**WHAT YOU WILL DO**. Set the following entries down again exactly, line by line.

**SUPPLIED RECORDS**.
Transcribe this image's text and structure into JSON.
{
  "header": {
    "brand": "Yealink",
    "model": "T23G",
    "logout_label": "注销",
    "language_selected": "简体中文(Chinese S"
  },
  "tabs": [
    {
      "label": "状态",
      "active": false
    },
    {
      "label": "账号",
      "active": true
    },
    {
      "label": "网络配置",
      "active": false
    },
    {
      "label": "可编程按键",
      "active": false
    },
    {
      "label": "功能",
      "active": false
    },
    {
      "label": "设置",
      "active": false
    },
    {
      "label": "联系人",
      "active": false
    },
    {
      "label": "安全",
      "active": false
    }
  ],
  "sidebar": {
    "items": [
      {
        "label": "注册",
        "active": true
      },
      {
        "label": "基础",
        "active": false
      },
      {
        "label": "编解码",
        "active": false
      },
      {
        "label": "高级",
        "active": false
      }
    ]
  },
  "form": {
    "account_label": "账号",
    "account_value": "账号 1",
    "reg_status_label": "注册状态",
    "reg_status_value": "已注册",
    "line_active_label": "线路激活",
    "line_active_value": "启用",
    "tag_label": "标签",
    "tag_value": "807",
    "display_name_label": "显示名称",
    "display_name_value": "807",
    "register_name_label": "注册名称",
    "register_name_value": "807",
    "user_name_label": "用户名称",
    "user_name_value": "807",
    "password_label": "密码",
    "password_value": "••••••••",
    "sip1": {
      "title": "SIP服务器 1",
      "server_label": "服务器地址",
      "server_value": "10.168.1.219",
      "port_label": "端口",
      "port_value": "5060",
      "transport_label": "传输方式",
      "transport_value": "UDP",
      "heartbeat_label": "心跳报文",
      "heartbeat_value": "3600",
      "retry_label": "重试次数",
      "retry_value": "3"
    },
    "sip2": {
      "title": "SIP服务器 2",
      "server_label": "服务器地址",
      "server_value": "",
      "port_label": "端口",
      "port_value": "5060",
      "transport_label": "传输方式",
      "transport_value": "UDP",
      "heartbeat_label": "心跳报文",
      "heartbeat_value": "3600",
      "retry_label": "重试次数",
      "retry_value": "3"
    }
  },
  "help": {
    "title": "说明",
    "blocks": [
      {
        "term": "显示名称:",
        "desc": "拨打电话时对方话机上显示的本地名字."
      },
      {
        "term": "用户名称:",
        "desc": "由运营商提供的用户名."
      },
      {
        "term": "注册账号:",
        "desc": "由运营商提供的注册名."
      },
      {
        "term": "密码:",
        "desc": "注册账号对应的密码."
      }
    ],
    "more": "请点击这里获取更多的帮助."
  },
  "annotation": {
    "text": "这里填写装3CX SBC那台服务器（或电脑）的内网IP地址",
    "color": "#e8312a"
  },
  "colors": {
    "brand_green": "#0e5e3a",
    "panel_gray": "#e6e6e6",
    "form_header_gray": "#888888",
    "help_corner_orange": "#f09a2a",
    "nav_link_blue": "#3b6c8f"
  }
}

**REPLY TO THE EXERCISE**.
Transcribe this image's text and structure into JSON.
{
  "header": {
    "brand": "Yealink",
    "model": "T23G",
    "logout_label": "注销",
    "language_selected": "简体中文(Chinese S"
  },
  "tabs": [
    {
      "label": "状态",
      "active": false
    },
    {
      "label": "账号",
      "active": true
    },
    {
      "label": "网络配置",
      "active": false
    },
    {
      "label": "可编程按键",
      "active": false
    },
    {
      "label": "功能",
      "active": false
    },
    {
      "label": "设置",
      "active": false
    },
    {
      "label": "联系人",
      "active": false
    },
    {
      "label": "安全",
      "active": false
    }
  ],
  "sidebar": {
    "items": [
      {
        "label": "注册",
        "active": true
      },
      {
        "label": "基础",
        "active": false
      },
      {
        "label": "编解码",
        "active": false
      },
      {
        "label": "高级",
        "active": false
      }
    ]
  },
  "form": {
    "account_label": "账号",
    "account_value": "账号 1",
    "reg_status_label": "注册状态",
    "reg_status_value": "已注册",
    "line_active_label": "线路激活",
    "line_active_value": "启用",
    "tag_label": "标签",
    "tag_value": "807",
    "display_name_label": "显示名称",
    "display_name_value": "807",
    "register_name_label": "注册名称",
    "register_name_value": "807",
    "user_name_label": "用户名称",
    "user_name_value": "807",
    "password_label": "密码",
    "password_value": "••••••••",
    "sip1": {
      "title": "SIP服务器 1",
      "server_label": "服务器地址",
      "server_value": "10.168.1.219",
      "port_label": "端口",
      "port_value": "5060",
      "transport_label": "传输方式",
      "transport_value": "UDP",
      "heartbeat_label": "心跳报文",
      "heartbeat_value": "3600",
      "retry_label": "重试次数",
      "retry_value": "3"
    },
    "sip2": {
      "title": "SIP服务器 2",
      "server_label": "服务器地址",
      "server_value": "",
      "port_label": "端口",
      "port_value": "5060",
      "transport_label": "传输方式",
      "transport_value": "UDP",
      "heartbeat_label": "心跳报文",
      "heartbeat_value": "3600",
      "retry_label": "重试次数",
      "retry_value": "3"
    }
  },
  "help": {
    "title": "说明",
    "blocks": [
      {
        "term": "显示名称:",
        "desc": "拨打电话时对方话机上显示的本地名字."
      },
      {
        "term": "用户名称:",
        "desc": "由运营商提供的用户名."
      },
      {
        "term": "注册账号:",
        "desc": "由运营商提供的注册名."
      },
      {
        "term": "密码:",
        "desc": "注册账号对应的密码."
      }
    ],
    "more": "请点击这里获取更多的帮助."
  },
  "annotation": {
    "text": "这里填写装3CX SBC那台服务器（或电脑）的内网IP地址",
    "color": "#e8312a"
  },
  "colors": {
    "brand_green": "#0e5e3a",
    "panel_gray": "#e6e6e6",
    "form_header_gray": "#888888",
    "help_corner_orange": "#f09a2a",
    "nav_link_blue": "#3b6c8f"
  }
}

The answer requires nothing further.